▶ **STATED PROBLEM**:
Reproduce the records below exactly as they appear, omitting any pictures they contain.

———

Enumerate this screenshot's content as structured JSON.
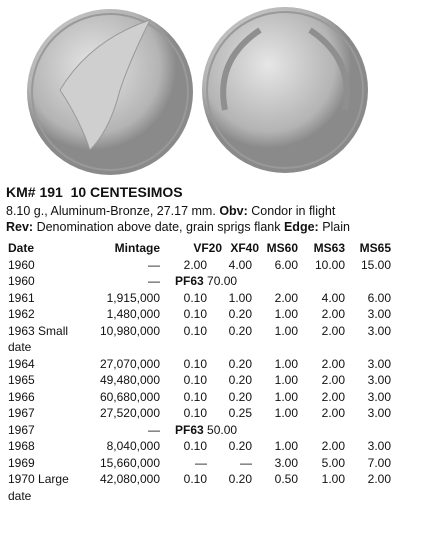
{
  "header": {
    "title": "KM# 191  10 CENTESIMOS"
  },
  "specs": {
    "line1": "8.10 g., Aluminum-Bronze, 27.17 mm.",
    "obv_label": "Obv:",
    "obv": "Condor in flight",
    "rev_label": "Rev:",
    "rev": "Denomination above date, grain sprigs flank",
    "edge_label": "Edge:",
    "edge": "Plain"
  },
  "table": {
    "columns": [
      "Date",
      "Mintage",
      "VF20",
      "XF40",
      "MS60",
      "MS63",
      "MS65"
    ],
    "rows": [
      {
        "date": "1960",
        "mintage": "—",
        "grades": [
          "2.00",
          "4.00",
          "6.00",
          "10.00",
          "15.00"
        ]
      },
      {
        "date": "1960",
        "mintage": "—",
        "proof": "PF63",
        "proof_value": "70.00"
      },
      {
        "date": "1961",
        "mintage": "1,915,000",
        "grades": [
          "0.10",
          "1.00",
          "2.00",
          "4.00",
          "6.00"
        ]
      },
      {
        "date": "1962",
        "mintage": "1,480,000",
        "grades": [
          "0.10",
          "0.20",
          "1.00",
          "2.00",
          "3.00"
        ]
      },
      {
        "date": "1963",
        "note": "Small date",
        "mintage": "10,980,000",
        "grades": [
          "0.10",
          "0.20",
          "1.00",
          "2.00",
          "3.00"
        ]
      },
      {
        "date": "1964",
        "mintage": "27,070,000",
        "grades": [
          "0.10",
          "0.20",
          "1.00",
          "2.00",
          "3.00"
        ]
      },
      {
        "date": "1965",
        "mintage": "49,480,000",
        "grades": [
          "0.10",
          "0.20",
          "1.00",
          "2.00",
          "3.00"
        ]
      },
      {
        "date": "1966",
        "mintage": "60,680,000",
        "grades": [
          "0.10",
          "0.20",
          "1.00",
          "2.00",
          "3.00"
        ]
      },
      {
        "date": "1967",
        "mintage": "27,520,000",
        "grades": [
          "0.10",
          "0.25",
          "1.00",
          "2.00",
          "3.00"
        ]
      },
      {
        "date": "1967",
        "mintage": "—",
        "proof": "PF63",
        "proof_value": "50.00"
      },
      {
        "date": "1968",
        "mintage": "8,040,000",
        "grades": [
          "0.10",
          "0.20",
          "1.00",
          "2.00",
          "3.00"
        ]
      },
      {
        "date": "1969",
        "mintage": "15,660,000",
        "grades": [
          "—",
          "—",
          "3.00",
          "5.00",
          "7.00"
        ]
      },
      {
        "date": "1970",
        "note": "Large date",
        "mintage": "42,080,000",
        "grades": [
          "0.10",
          "0.20",
          "0.50",
          "1.00",
          "2.00"
        ]
      }
    ]
  }
}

———

▶ **SOLUTION TO THIS PROBLEM**:
Enumerate this screenshot's content as structured JSON.
{
  "header": {
    "title": "KM# 191  10 CENTESIMOS"
  },
  "specs": {
    "line1": "8.10 g., Aluminum-Bronze, 27.17 mm.",
    "obv_label": "Obv:",
    "obv": "Condor in flight",
    "rev_label": "Rev:",
    "rev": "Denomination above date, grain sprigs flank",
    "edge_label": "Edge:",
    "edge": "Plain"
  },
  "table": {
    "columns": [
      "Date",
      "Mintage",
      "VF20",
      "XF40",
      "MS60",
      "MS63",
      "MS65"
    ],
    "rows": [
      {
        "date": "1960",
        "mintage": "—",
        "grades": [
          "2.00",
          "4.00",
          "6.00",
          "10.00",
          "15.00"
        ]
      },
      {
        "date": "1960",
        "mintage": "—",
        "proof": "PF63",
        "proof_value": "70.00"
      },
      {
        "date": "1961",
        "mintage": "1,915,000",
        "grades": [
          "0.10",
          "1.00",
          "2.00",
          "4.00",
          "6.00"
        ]
      },
      {
        "date": "1962",
        "mintage": "1,480,000",
        "grades": [
          "0.10",
          "0.20",
          "1.00",
          "2.00",
          "3.00"
        ]
      },
      {
        "date": "1963",
        "note": "Small date",
        "mintage": "10,980,000",
        "grades": [
          "0.10",
          "0.20",
          "1.00",
          "2.00",
          "3.00"
        ]
      },
      {
        "date": "1964",
        "mintage": "27,070,000",
        "grades": [
          "0.10",
          "0.20",
          "1.00",
          "2.00",
          "3.00"
        ]
      },
      {
        "date": "1965",
        "mintage": "49,480,000",
        "grades": [
          "0.10",
          "0.20",
          "1.00",
          "2.00",
          "3.00"
        ]
      },
      {
        "date": "1966",
        "mintage": "60,680,000",
        "grades": [
          "0.10",
          "0.20",
          "1.00",
          "2.00",
          "3.00"
        ]
      },
      {
        "date": "1967",
        "mintage": "27,520,000",
        "grades": [
          "0.10",
          "0.25",
          "1.00",
          "2.00",
          "3.00"
        ]
      },
      {
        "date": "1967",
        "mintage": "—",
        "proof": "PF63",
        "proof_value": "50.00"
      },
      {
        "date": "1968",
        "mintage": "8,040,000",
        "grades": [
          "0.10",
          "0.20",
          "1.00",
          "2.00",
          "3.00"
        ]
      },
      {
        "date": "1969",
        "mintage": "15,660,000",
        "grades": [
          "—",
          "—",
          "3.00",
          "5.00",
          "7.00"
        ]
      },
      {
        "date": "1970",
        "note": "Large date",
        "mintage": "42,080,000",
        "grades": [
          "0.10",
          "0.20",
          "0.50",
          "1.00",
          "2.00"
        ]
      }
    ]
  }
}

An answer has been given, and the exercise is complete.